PROBLEM: From the records below, copy every line that contains the word "title".

MATERIAL PROVIDED:

....

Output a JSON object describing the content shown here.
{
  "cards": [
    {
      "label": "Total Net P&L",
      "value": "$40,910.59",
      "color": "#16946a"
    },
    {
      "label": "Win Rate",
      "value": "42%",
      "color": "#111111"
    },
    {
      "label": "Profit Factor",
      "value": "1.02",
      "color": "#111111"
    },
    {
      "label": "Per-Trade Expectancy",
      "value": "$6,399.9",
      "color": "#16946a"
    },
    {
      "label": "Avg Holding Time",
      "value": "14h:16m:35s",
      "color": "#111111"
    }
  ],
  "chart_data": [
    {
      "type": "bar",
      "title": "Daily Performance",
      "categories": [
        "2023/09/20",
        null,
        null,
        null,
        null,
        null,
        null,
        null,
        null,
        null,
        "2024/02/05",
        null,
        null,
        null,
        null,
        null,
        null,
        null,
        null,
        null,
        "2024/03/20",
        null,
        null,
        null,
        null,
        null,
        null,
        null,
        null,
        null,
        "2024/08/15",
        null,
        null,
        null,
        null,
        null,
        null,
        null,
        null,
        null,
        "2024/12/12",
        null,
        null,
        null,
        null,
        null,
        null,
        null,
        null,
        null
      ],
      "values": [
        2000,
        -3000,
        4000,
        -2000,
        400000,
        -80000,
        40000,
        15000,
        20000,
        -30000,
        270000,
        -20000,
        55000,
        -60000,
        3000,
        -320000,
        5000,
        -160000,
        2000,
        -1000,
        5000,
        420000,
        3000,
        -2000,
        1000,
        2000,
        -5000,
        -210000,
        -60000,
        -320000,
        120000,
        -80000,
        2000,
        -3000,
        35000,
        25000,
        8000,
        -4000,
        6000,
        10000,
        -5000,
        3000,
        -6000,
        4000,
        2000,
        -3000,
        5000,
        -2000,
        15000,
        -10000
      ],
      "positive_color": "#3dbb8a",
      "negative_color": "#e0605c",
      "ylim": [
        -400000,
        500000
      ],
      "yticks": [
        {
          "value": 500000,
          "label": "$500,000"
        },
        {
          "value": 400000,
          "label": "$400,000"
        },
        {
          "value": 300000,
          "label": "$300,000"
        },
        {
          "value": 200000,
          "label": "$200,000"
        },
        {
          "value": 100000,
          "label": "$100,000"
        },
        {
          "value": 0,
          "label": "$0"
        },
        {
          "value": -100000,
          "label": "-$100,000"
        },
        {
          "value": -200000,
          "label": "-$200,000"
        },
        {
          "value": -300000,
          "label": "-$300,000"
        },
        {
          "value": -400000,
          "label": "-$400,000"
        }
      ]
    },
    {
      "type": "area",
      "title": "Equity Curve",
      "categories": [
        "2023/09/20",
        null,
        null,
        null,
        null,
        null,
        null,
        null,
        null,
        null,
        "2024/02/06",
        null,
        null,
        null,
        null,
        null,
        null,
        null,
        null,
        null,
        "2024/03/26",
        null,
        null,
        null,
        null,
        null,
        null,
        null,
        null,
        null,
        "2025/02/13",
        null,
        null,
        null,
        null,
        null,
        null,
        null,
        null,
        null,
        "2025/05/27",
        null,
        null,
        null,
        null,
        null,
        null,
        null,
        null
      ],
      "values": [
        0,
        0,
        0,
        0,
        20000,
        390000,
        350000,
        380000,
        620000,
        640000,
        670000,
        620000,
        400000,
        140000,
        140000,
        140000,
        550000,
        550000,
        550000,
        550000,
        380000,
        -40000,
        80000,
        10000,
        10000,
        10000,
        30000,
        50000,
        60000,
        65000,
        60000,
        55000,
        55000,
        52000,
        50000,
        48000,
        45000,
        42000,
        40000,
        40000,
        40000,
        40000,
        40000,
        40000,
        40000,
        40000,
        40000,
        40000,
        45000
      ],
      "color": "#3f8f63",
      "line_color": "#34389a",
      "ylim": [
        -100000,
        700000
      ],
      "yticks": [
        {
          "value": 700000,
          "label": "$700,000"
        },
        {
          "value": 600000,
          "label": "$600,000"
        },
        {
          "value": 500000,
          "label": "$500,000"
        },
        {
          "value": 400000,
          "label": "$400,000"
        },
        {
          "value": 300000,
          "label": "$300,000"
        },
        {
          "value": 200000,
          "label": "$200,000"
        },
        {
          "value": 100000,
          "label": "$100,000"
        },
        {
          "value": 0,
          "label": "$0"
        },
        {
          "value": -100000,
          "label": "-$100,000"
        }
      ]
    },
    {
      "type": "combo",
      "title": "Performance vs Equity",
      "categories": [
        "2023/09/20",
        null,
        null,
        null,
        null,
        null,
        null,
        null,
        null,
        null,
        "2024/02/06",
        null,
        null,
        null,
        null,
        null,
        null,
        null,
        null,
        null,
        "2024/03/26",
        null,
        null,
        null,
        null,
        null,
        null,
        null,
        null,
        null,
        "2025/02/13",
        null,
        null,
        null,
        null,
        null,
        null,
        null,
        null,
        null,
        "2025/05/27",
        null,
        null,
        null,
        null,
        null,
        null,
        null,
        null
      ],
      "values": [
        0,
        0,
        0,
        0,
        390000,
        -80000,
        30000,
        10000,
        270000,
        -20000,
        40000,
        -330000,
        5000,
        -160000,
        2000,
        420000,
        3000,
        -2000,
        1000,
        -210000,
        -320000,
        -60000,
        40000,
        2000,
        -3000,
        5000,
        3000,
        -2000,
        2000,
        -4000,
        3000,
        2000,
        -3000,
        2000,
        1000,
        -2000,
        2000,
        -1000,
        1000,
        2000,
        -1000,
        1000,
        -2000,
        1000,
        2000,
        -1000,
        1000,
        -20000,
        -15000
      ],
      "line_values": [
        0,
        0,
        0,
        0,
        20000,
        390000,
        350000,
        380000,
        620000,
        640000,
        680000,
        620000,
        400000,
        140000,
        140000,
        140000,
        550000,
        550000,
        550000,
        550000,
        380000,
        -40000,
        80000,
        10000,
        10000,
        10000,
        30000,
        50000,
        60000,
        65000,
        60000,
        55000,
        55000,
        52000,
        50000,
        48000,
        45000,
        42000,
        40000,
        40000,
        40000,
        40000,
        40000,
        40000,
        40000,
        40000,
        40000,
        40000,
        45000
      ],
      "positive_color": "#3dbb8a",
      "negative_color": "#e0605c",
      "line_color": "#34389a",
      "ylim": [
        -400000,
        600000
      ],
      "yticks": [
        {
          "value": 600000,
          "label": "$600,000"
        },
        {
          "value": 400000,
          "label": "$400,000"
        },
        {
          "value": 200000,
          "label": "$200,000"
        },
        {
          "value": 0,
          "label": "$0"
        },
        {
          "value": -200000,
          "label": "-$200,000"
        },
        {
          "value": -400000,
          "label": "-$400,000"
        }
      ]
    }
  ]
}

....

EXERCISE RESULT:
      "title": "Daily Performance",
      "title": "Equity Curve",
      "title": "Performance vs Equity",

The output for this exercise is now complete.